Pull out each line of the records holding the string "Accessories".

Data records:
++++++++

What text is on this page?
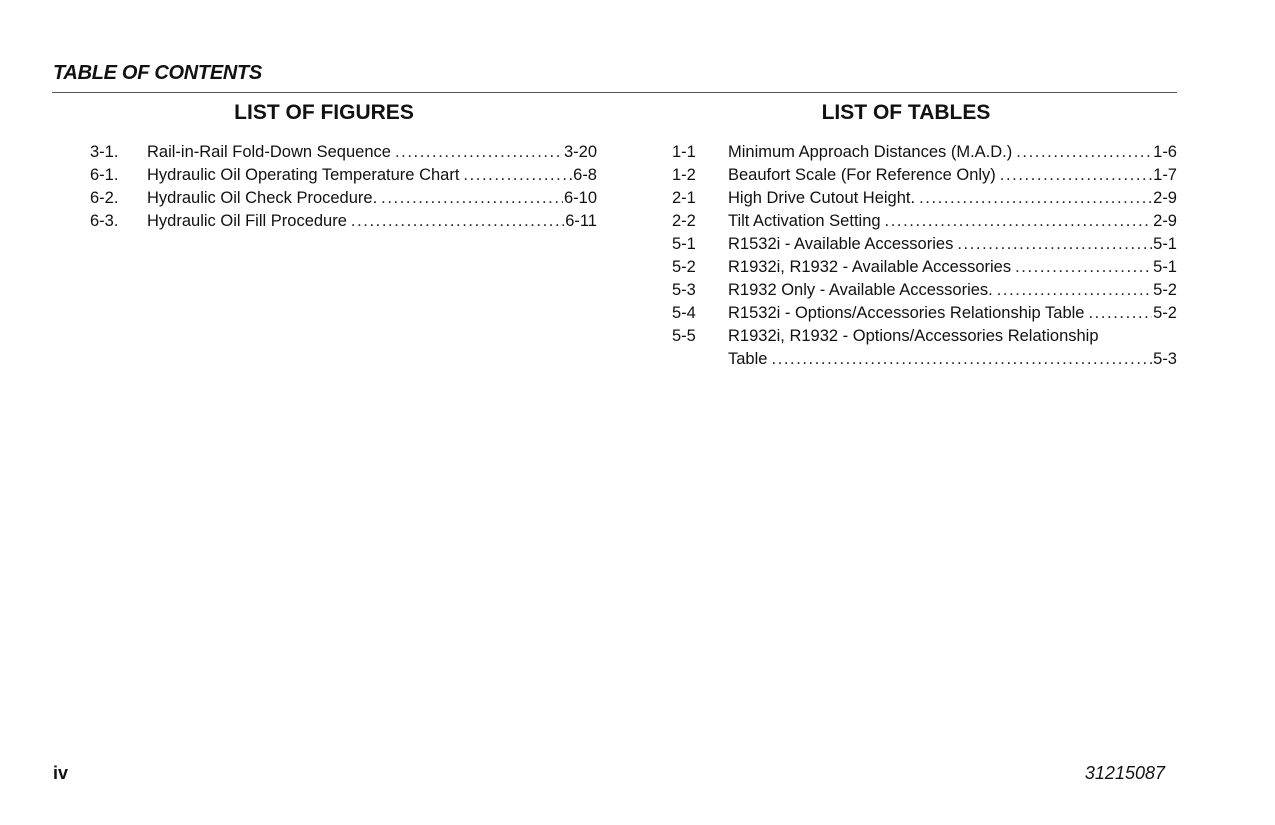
TABLE OF CONTENTS
LIST OF FIGURES	LIST OF TABLES
3-1.	Rail-in-Rail Fold-Down Sequence .....	3-20
6-1.	Hydraulic Oil Operating Temperature Chart .....	6-8
6-2.	Hydraulic Oil Check Procedure. .....	6-10
6-3.	Hydraulic Oil Fill Procedure .....	6-11
1-1	Minimum Approach Distances (M.A.D.) .....	1-6
1-2	Beaufort Scale (For Reference Only) .....	1-7
2-1	High Drive Cutout Height. .....	2-9
2-2	Tilt Activation Setting .....	2-9
5-1	R1532i - Available Accessories .....	5-1
5-2	R1932i, R1932 - Available Accessories .....	5-1
5-3	R1932 Only - Available Accessories. .....	5-2
5-4	R1532i - Options/Accessories Relationship Table .....	5-2
5-5	R1932i, R1932 - Options/Accessories Relationship
Table .....	5-3
iv	31215087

++++++++

PROBLEM SOLUTION:
5-1	R1532i - Available Accessories .....	5-1
5-2	R1932i, R1932 - Available Accessories .....	5-1
5-3	R1932 Only - Available Accessories. .....	5-2
5-4	R1532i - Options/Accessories Relationship Table .....	5-2
5-5	R1932i, R1932 - Options/Accessories Relationship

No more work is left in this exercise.